__Aim__: Type out the data exactly as given. Skip any image.

[Data records]

__________________________________________________

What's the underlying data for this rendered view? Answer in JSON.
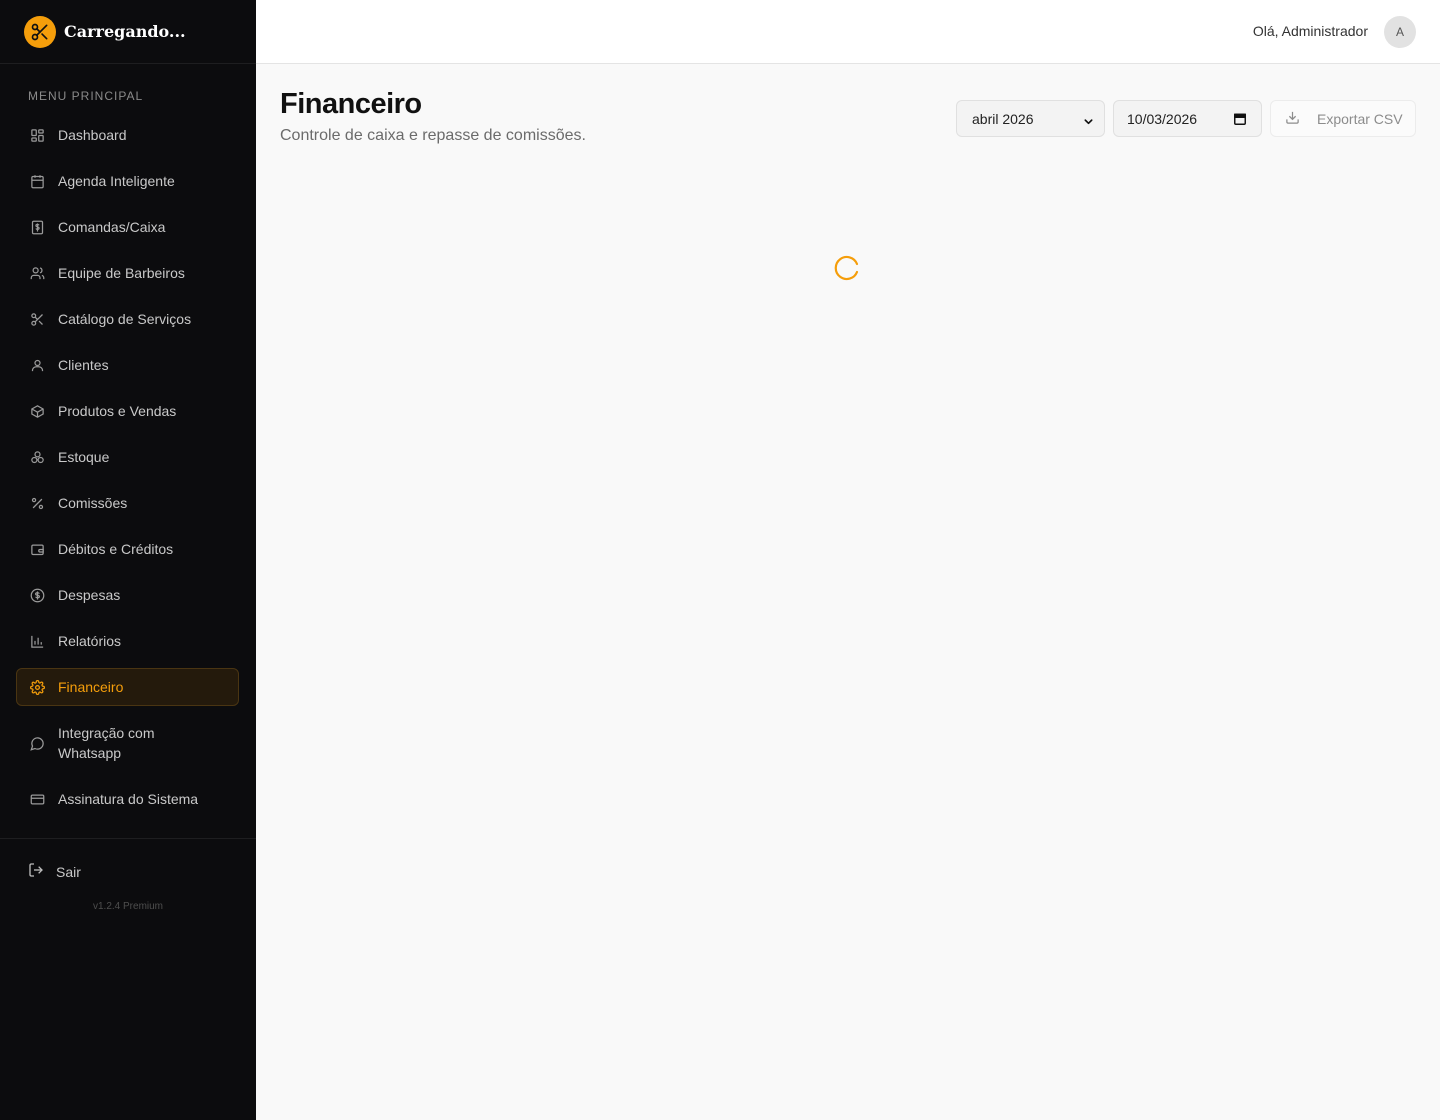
{
  "brand": {
    "name": "Carregando..."
  },
  "sidebar": {
    "heading": "MENU PRINCIPAL",
    "items": [
      {
        "label": "Dashboard",
        "icon": "dashboard-icon"
      },
      {
        "label": "Agenda Inteligente",
        "icon": "calendar-icon"
      },
      {
        "label": "Comandas/Caixa",
        "icon": "receipt-icon"
      },
      {
        "label": "Equipe de Barbeiros",
        "icon": "users-icon"
      },
      {
        "label": "Catálogo de Serviços",
        "icon": "scissors-icon"
      },
      {
        "label": "Clientes",
        "icon": "user-icon"
      },
      {
        "label": "Produtos e Vendas",
        "icon": "package-icon"
      },
      {
        "label": "Estoque",
        "icon": "boxes-icon"
      },
      {
        "label": "Comissões",
        "icon": "percent-icon"
      },
      {
        "label": "Débitos e Créditos",
        "icon": "wallet-icon"
      },
      {
        "label": "Despesas",
        "icon": "dollar-circle-icon"
      },
      {
        "label": "Relatórios",
        "icon": "bar-chart-icon"
      },
      {
        "label": "Financeiro",
        "icon": "gear-icon",
        "active": true
      },
      {
        "label": "Integração com Whatsapp",
        "icon": "chat-icon"
      },
      {
        "label": "Assinatura do Sistema",
        "icon": "credit-card-icon"
      }
    ],
    "logout_label": "Sair",
    "version": "v1.2.4 Premium"
  },
  "header": {
    "greeting": "Olá, Administrador",
    "avatar_initial": "A"
  },
  "page": {
    "title": "Financeiro",
    "subtitle": "Controle de caixa e repasse de comissões."
  },
  "filters": {
    "month_selected": "abril 2026",
    "date_value": "10/03/2026",
    "export_label": "Exportar CSV"
  },
  "colors": {
    "accent": "#f59e0b",
    "sidebar_bg": "#0c0c0e",
    "content_bg": "#f9f9f9"
  }
}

__________________________________________________

__Expected answer__:
What's the underlying data for this rendered view? Answer in JSON.
{
  "brand": {
    "name": "Carregando..."
  },
  "sidebar": {
    "heading": "MENU PRINCIPAL",
    "items": [
      {
        "label": "Dashboard",
        "icon": "dashboard-icon"
      },
      {
        "label": "Agenda Inteligente",
        "icon": "calendar-icon"
      },
      {
        "label": "Comandas/Caixa",
        "icon": "receipt-icon"
      },
      {
        "label": "Equipe de Barbeiros",
        "icon": "users-icon"
      },
      {
        "label": "Catálogo de Serviços",
        "icon": "scissors-icon"
      },
      {
        "label": "Clientes",
        "icon": "user-icon"
      },
      {
        "label": "Produtos e Vendas",
        "icon": "package-icon"
      },
      {
        "label": "Estoque",
        "icon": "boxes-icon"
      },
      {
        "label": "Comissões",
        "icon": "percent-icon"
      },
      {
        "label": "Débitos e Créditos",
        "icon": "wallet-icon"
      },
      {
        "label": "Despesas",
        "icon": "dollar-circle-icon"
      },
      {
        "label": "Relatórios",
        "icon": "bar-chart-icon"
      },
      {
        "label": "Financeiro",
        "icon": "gear-icon",
        "active": true
      },
      {
        "label": "Integração com Whatsapp",
        "icon": "chat-icon"
      },
      {
        "label": "Assinatura do Sistema",
        "icon": "credit-card-icon"
      }
    ],
    "logout_label": "Sair",
    "version": "v1.2.4 Premium"
  },
  "header": {
    "greeting": "Olá, Administrador",
    "avatar_initial": "A"
  },
  "page": {
    "title": "Financeiro",
    "subtitle": "Controle de caixa e repasse de comissões."
  },
  "filters": {
    "month_selected": "abril 2026",
    "date_value": "10/03/2026",
    "export_label": "Exportar CSV"
  },
  "colors": {
    "accent": "#f59e0b",
    "sidebar_bg": "#0c0c0e",
    "content_bg": "#f9f9f9"
  }
}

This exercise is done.